§ **What the task requires**:
Look for "Chaumes" in the listing below. Gather each line that contains it.

Collected data entries

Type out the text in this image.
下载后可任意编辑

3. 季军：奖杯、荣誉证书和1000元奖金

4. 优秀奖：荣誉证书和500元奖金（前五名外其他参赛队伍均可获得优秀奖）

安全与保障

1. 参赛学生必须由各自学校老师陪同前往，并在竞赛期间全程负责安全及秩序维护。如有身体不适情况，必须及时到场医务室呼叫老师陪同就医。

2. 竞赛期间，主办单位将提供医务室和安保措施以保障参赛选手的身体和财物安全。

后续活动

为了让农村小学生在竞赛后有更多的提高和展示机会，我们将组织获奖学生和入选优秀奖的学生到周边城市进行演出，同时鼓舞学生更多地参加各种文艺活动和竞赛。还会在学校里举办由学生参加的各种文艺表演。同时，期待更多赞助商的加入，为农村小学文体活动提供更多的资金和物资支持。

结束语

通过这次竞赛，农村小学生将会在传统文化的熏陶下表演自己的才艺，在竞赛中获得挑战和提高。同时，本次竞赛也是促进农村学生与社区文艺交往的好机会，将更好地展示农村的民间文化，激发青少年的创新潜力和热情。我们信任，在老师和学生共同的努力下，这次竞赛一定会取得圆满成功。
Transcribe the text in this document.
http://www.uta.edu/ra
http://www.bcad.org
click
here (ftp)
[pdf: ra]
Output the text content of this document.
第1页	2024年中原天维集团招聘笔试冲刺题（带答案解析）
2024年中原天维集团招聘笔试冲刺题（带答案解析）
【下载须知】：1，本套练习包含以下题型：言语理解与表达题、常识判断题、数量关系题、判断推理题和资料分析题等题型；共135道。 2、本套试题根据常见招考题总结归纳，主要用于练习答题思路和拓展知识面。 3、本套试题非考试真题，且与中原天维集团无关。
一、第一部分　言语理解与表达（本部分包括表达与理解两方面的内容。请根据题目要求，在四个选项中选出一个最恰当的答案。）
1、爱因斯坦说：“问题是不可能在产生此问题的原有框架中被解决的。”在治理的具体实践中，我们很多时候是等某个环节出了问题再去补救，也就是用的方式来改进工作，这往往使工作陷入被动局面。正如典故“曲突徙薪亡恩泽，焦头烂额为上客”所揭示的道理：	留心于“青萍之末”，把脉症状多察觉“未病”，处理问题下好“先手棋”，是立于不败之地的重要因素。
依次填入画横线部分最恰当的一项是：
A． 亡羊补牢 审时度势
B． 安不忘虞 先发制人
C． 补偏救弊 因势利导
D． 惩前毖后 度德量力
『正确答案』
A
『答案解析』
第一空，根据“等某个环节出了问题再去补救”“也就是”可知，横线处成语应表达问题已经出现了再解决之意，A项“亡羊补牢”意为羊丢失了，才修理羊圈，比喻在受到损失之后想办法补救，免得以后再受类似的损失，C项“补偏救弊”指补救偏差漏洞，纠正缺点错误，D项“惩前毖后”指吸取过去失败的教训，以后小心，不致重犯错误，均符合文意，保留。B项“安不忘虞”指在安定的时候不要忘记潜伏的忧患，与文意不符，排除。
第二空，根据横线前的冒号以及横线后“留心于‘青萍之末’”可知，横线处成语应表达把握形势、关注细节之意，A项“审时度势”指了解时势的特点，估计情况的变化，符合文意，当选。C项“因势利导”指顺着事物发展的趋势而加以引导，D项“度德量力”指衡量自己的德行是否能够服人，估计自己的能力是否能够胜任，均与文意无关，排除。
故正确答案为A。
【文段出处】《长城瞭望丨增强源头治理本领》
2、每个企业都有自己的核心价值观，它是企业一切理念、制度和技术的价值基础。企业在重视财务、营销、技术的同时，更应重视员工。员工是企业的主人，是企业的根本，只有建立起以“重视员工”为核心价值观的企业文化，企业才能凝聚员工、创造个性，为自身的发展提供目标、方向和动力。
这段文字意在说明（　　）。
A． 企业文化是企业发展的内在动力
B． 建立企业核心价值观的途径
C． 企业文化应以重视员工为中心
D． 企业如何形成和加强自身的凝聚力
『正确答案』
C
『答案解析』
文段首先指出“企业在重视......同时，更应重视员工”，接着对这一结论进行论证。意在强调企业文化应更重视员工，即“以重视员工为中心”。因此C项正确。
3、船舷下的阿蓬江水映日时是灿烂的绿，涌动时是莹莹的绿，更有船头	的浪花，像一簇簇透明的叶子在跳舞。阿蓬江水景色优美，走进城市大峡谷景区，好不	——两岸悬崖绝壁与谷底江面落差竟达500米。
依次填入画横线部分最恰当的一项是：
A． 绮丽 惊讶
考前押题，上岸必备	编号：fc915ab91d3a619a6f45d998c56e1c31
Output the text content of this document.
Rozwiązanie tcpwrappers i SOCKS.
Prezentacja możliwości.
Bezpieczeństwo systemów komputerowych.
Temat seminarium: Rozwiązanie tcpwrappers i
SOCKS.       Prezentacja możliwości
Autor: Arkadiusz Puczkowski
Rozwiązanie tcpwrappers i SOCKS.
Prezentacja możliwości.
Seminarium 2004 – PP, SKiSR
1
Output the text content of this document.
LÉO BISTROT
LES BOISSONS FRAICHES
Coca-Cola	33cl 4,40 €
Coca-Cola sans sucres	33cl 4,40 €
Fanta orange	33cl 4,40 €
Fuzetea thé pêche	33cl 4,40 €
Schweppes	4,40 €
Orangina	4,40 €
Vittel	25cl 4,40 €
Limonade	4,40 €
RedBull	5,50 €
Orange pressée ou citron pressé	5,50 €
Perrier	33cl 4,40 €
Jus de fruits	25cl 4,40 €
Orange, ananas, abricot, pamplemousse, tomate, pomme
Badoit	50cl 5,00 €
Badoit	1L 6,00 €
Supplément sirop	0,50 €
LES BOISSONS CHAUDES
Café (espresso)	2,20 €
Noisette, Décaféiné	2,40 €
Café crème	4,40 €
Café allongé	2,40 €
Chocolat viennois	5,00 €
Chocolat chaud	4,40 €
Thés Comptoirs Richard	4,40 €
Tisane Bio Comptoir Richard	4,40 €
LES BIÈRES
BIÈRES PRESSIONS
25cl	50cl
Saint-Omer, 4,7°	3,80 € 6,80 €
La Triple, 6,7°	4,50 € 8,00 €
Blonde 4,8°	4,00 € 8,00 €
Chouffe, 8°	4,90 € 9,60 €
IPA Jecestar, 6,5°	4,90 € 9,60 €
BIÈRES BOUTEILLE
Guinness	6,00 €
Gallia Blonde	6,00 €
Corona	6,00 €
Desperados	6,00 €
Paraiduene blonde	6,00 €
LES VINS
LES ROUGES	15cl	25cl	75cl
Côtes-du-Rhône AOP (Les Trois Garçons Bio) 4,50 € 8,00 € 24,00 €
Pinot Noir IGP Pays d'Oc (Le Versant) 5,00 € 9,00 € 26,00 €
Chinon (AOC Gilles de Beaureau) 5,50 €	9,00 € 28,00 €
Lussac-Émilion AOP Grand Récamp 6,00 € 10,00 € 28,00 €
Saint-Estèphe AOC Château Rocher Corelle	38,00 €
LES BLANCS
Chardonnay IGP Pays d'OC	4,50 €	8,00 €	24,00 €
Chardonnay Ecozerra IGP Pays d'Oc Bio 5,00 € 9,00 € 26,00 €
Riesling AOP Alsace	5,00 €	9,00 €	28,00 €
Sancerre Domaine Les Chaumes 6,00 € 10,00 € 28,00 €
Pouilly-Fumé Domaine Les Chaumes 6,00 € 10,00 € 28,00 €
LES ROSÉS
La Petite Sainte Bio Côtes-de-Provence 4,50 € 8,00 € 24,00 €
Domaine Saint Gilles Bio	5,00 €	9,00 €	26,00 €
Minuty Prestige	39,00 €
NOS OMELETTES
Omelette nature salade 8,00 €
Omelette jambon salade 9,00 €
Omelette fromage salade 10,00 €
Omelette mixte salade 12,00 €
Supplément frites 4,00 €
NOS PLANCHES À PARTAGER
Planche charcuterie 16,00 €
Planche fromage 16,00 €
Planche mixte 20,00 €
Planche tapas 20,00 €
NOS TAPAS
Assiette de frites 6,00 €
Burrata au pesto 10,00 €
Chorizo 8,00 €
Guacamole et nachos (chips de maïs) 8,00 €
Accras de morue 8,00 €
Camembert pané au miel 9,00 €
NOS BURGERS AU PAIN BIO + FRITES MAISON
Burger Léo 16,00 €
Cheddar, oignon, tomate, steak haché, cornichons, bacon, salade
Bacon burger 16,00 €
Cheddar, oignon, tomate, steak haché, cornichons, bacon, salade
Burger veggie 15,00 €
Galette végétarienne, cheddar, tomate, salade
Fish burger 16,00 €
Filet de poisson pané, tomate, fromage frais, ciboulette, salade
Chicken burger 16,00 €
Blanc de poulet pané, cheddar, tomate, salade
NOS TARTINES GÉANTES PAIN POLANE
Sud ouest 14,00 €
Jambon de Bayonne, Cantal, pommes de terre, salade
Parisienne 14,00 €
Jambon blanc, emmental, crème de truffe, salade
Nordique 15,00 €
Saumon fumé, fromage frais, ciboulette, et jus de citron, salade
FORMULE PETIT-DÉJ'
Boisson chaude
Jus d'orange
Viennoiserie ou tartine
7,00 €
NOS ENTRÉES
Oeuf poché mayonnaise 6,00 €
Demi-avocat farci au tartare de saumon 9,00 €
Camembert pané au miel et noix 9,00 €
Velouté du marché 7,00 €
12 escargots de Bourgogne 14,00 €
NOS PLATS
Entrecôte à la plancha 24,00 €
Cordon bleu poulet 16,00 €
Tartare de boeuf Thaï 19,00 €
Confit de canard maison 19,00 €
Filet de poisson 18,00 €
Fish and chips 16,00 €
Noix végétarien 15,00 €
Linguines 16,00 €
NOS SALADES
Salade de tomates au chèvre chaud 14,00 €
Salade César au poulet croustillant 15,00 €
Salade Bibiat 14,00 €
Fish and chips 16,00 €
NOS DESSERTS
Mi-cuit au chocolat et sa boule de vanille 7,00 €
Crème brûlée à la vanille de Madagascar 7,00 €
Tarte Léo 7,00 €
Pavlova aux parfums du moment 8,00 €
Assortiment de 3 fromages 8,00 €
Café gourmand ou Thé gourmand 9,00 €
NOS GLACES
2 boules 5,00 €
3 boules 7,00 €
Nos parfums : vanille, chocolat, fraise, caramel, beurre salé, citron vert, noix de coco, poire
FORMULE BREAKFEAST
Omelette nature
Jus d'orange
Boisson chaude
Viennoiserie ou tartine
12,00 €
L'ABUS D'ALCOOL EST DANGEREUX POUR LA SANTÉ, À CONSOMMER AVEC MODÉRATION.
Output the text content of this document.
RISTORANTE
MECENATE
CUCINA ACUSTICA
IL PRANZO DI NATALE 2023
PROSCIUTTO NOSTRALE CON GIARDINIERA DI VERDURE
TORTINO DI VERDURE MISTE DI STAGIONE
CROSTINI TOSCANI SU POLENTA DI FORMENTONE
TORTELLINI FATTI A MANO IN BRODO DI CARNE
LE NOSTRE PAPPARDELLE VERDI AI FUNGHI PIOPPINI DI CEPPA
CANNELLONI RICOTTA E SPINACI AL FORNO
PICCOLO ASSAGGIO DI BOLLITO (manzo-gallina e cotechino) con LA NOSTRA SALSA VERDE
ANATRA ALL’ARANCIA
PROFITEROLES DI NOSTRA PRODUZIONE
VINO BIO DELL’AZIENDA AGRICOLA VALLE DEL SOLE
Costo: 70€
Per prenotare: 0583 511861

§ **Solved exercise**:
Sancerre Domaine Les Chaumes 6,00 € 10,00 € 28,00 €
Pouilly-Fumé Domaine Les Chaumes 6,00 € 10,00 € 28,00 €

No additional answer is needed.